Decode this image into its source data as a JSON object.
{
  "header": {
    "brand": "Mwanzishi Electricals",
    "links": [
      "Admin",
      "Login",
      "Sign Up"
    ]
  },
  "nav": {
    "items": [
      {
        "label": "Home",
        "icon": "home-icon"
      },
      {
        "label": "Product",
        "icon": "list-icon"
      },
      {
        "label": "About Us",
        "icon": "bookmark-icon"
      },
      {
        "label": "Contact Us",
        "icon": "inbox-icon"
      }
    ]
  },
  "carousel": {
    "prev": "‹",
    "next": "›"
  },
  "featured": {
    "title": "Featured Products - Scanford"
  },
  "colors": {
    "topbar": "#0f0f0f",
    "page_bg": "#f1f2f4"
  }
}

TASK DIRECTIONS:
Look through the entries above; copy each line where the string "label" appears.

OUTPUT:
        "label": "Home",
        "label": "Product",
        "label": "About Us",
        "label": "Contact Us",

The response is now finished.